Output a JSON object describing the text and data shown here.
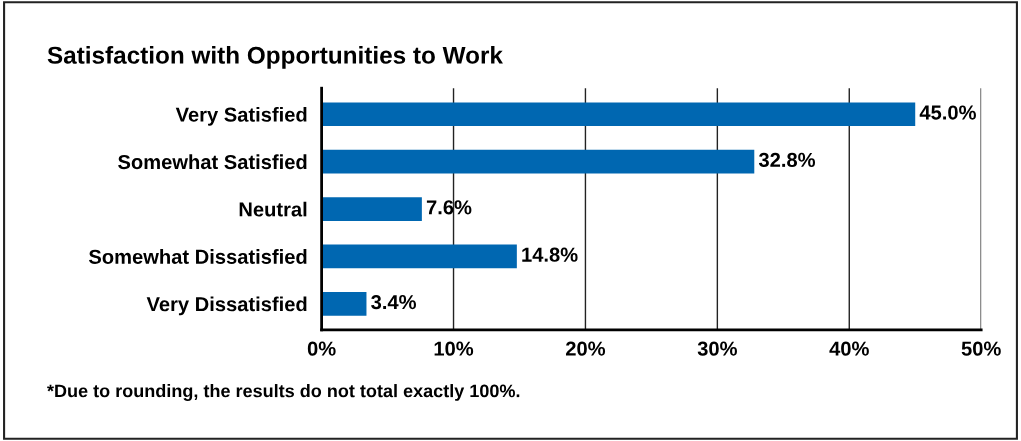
{
  "chart_data": {
    "type": "bar",
    "orientation": "horizontal",
    "title": "Satisfaction with Opportunities to Work",
    "categories": [
      "Very Satisfied",
      "Somewhat Satisfied",
      "Neutral",
      "Somewhat Dissatisfied",
      "Very Dissatisfied"
    ],
    "values": [
      45.0,
      32.8,
      7.6,
      14.8,
      3.4
    ],
    "value_labels": [
      "45.0%",
      "32.8%",
      "7.6%",
      "14.8%",
      "3.4%"
    ],
    "color": "#0067b1",
    "xlim": [
      0,
      50
    ],
    "xticks": [
      {
        "value": 0,
        "label": "0%"
      },
      {
        "value": 10,
        "label": "10%"
      },
      {
        "value": 20,
        "label": "20%"
      },
      {
        "value": 30,
        "label": "30%"
      },
      {
        "value": 40,
        "label": "40%"
      },
      {
        "value": 50,
        "label": "50%"
      }
    ],
    "grid": "x",
    "legend": false,
    "annotations": [
      "*Due to rounding, the results do not total exactly 100%."
    ]
  }
}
════════════════
▶ [EXERCISE GOAL]
Reproduce the material word for word, minus the images.

▶ [CORRECT ANSWER]
Output a JSON object describing the text and data shown here.
{
  "chart_data": {
    "type": "bar",
    "orientation": "horizontal",
    "title": "Satisfaction with Opportunities to Work",
    "categories": [
      "Very Satisfied",
      "Somewhat Satisfied",
      "Neutral",
      "Somewhat Dissatisfied",
      "Very Dissatisfied"
    ],
    "values": [
      45.0,
      32.8,
      7.6,
      14.8,
      3.4
    ],
    "value_labels": [
      "45.0%",
      "32.8%",
      "7.6%",
      "14.8%",
      "3.4%"
    ],
    "color": "#0067b1",
    "xlim": [
      0,
      50
    ],
    "xticks": [
      {
        "value": 0,
        "label": "0%"
      },
      {
        "value": 10,
        "label": "10%"
      },
      {
        "value": 20,
        "label": "20%"
      },
      {
        "value": 30,
        "label": "30%"
      },
      {
        "value": 40,
        "label": "40%"
      },
      {
        "value": 50,
        "label": "50%"
      }
    ],
    "grid": "x",
    "legend": false,
    "annotations": [
      "*Due to rounding, the results do not total exactly 100%."
    ]
  }
}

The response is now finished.